OBJECTIVE: Reproduce the listing verbatim.

THE RECORDS:

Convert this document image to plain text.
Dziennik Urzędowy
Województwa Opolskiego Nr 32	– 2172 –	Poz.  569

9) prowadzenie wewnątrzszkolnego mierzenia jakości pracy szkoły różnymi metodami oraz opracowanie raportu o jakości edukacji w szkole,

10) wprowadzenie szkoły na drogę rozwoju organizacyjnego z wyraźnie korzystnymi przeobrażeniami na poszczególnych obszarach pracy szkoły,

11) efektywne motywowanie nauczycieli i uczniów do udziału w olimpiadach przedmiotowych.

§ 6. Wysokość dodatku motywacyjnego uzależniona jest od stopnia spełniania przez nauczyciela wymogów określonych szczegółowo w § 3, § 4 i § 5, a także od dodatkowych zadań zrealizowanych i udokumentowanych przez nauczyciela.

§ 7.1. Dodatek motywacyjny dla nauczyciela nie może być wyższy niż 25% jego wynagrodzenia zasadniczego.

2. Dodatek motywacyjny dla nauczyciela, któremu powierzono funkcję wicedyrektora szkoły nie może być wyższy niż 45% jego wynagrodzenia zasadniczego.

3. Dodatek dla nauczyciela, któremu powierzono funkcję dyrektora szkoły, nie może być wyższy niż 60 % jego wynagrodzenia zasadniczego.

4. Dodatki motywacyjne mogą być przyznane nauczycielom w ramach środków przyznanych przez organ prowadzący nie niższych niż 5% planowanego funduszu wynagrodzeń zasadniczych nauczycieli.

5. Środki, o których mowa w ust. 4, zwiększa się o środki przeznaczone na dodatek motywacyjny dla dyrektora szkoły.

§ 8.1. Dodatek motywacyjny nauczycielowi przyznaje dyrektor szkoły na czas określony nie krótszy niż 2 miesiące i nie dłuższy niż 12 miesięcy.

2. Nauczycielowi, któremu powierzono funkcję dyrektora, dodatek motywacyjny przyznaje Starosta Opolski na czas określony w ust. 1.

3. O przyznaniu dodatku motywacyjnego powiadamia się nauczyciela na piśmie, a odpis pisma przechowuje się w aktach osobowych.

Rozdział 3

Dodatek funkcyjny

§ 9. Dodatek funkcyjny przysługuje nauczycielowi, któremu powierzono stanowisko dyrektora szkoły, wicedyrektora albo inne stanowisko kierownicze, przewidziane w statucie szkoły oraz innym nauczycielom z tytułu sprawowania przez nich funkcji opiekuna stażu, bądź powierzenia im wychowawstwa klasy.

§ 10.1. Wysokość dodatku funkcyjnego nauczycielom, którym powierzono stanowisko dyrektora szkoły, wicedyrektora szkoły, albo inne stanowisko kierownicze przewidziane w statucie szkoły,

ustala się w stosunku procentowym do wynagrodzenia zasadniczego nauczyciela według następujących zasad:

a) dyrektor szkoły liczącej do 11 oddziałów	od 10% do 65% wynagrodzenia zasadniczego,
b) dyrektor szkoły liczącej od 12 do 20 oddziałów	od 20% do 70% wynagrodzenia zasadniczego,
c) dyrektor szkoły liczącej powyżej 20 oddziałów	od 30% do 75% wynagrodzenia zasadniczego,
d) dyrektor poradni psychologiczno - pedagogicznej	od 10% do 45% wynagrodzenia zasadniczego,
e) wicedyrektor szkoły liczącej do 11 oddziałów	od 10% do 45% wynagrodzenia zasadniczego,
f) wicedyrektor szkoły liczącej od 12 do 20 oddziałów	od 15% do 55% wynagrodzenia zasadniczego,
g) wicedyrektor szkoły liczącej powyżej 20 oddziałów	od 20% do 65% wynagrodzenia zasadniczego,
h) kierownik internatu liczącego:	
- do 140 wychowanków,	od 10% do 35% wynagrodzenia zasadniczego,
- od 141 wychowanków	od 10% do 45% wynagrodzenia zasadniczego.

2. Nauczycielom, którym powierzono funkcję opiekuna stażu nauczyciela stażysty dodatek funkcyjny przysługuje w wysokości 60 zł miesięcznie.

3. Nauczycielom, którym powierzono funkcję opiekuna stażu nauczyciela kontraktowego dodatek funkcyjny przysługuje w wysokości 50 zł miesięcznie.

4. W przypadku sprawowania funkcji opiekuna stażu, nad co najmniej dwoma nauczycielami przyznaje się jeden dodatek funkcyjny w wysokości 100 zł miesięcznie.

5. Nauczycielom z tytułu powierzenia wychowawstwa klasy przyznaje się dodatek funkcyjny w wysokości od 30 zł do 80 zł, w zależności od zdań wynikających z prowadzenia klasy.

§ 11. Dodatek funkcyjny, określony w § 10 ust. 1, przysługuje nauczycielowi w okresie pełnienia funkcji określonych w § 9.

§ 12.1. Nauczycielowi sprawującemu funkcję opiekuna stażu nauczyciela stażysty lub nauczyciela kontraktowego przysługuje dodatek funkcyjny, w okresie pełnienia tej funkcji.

SOLUTION TO THE PROBLEM:
Convert this document image to plain text.
Dziennik Urzędowy
Województwa Opolskiego Nr 32	– 2172 –	Poz.  569

9) prowadzenie wewnątrzszkolnego mierzenia jakości pracy szkoły różnymi metodami oraz opracowanie raportu o jakości edukacji w szkole,

10) wprowadzenie szkoły na drogę rozwoju organizacyjnego z wyraźnie korzystnymi przeobrażeniami na poszczególnych obszarach pracy szkoły,

11) efektywne motywowanie nauczycieli i uczniów do udziału w olimpiadach przedmiotowych.

§ 6. Wysokość dodatku motywacyjnego uzależniona jest od stopnia spełniania przez nauczyciela wymogów określonych szczegółowo w § 3, § 4 i § 5, a także od dodatkowych zadań zrealizowanych i udokumentowanych przez nauczyciela.

§ 7.1. Dodatek motywacyjny dla nauczyciela nie może być wyższy niż 25% jego wynagrodzenia zasadniczego.

2. Dodatek motywacyjny dla nauczyciela, któremu powierzono funkcję wicedyrektora szkoły nie może być wyższy niż 45% jego wynagrodzenia zasadniczego.

3. Dodatek dla nauczyciela, któremu powierzono funkcję dyrektora szkoły, nie może być wyższy niż 60 % jego wynagrodzenia zasadniczego.

4. Dodatki motywacyjne mogą być przyznane nauczycielom w ramach środków przyznanych przez organ prowadzący nie niższych niż 5% planowanego funduszu wynagrodzeń zasadniczych nauczycieli.

5. Środki, o których mowa w ust. 4, zwiększa się o środki przeznaczone na dodatek motywacyjny dla dyrektora szkoły.

§ 8.1. Dodatek motywacyjny nauczycielowi przyznaje dyrektor szkoły na czas określony nie krótszy niż 2 miesiące i nie dłuższy niż 12 miesięcy.

2. Nauczycielowi, któremu powierzono funkcję dyrektora, dodatek motywacyjny przyznaje Starosta Opolski na czas określony w ust. 1.

3. O przyznaniu dodatku motywacyjnego powiadamia się nauczyciela na piśmie, a odpis pisma przechowuje się w aktach osobowych.

Rozdział 3

Dodatek funkcyjny

§ 9. Dodatek funkcyjny przysługuje nauczycielowi, któremu powierzono stanowisko dyrektora szkoły, wicedyrektora albo inne stanowisko kierownicze, przewidziane w statucie szkoły oraz innym nauczycielom z tytułu sprawowania przez nich funkcji opiekuna stażu, bądź powierzenia im wychowawstwa klasy.

§ 10.1. Wysokość dodatku funkcyjnego nauczycielom, którym powierzono stanowisko dyrektora szkoły, wicedyrektora szkoły, albo inne stanowisko kierownicze przewidziane w statucie szkoły,

ustala się w stosunku procentowym do wynagrodzenia zasadniczego nauczyciela według następujących zasad:

a) dyrektor szkoły liczącej do 11 oddziałów	od 10% do 65% wynagrodzenia zasadniczego,
b) dyrektor szkoły liczącej od 12 do 20 oddziałów	od 20% do 70% wynagrodzenia zasadniczego,
c) dyrektor szkoły liczącej powyżej 20 oddziałów	od 30% do 75% wynagrodzenia zasadniczego,
d) dyrektor poradni psychologiczno - pedagogicznej	od 10% do 45% wynagrodzenia zasadniczego,
e) wicedyrektor szkoły liczącej do 11 oddziałów	od 10% do 45% wynagrodzenia zasadniczego,
f) wicedyrektor szkoły liczącej od 12 do 20 oddziałów	od 15% do 55% wynagrodzenia zasadniczego,
g) wicedyrektor szkoły liczącej powyżej 20 oddziałów	od 20% do 65% wynagrodzenia zasadniczego,
h) kierownik internatu liczącego:	
- do 140 wychowanków,	od 10% do 35% wynagrodzenia zasadniczego,
- od 141 wychowanków	od 10% do 45% wynagrodzenia zasadniczego.

2. Nauczycielom, którym powierzono funkcję opiekuna stażu nauczyciela stażysty dodatek funkcyjny przysługuje w wysokości 60 zł miesięcznie.

3. Nauczycielom, którym powierzono funkcję opiekuna stażu nauczyciela kontraktowego dodatek funkcyjny przysługuje w wysokości 50 zł miesięcznie.

4. W przypadku sprawowania funkcji opiekuna stażu, nad co najmniej dwoma nauczycielami przyznaje się jeden dodatek funkcyjny w wysokości 100 zł miesięcznie.

5. Nauczycielom z tytułu powierzenia wychowawstwa klasy przyznaje się dodatek funkcyjny w wysokości od 30 zł do 80 zł, w zależności od zdań wynikających z prowadzenia klasy.

§ 11. Dodatek funkcyjny, określony w § 10 ust. 1, przysługuje nauczycielowi w okresie pełnienia funkcji określonych w § 9.

§ 12.1. Nauczycielowi sprawującemu funkcję opiekuna stażu nauczyciela stażysty lub nauczyciela kontraktowego przysługuje dodatek funkcyjny, w okresie pełnienia tej funkcji.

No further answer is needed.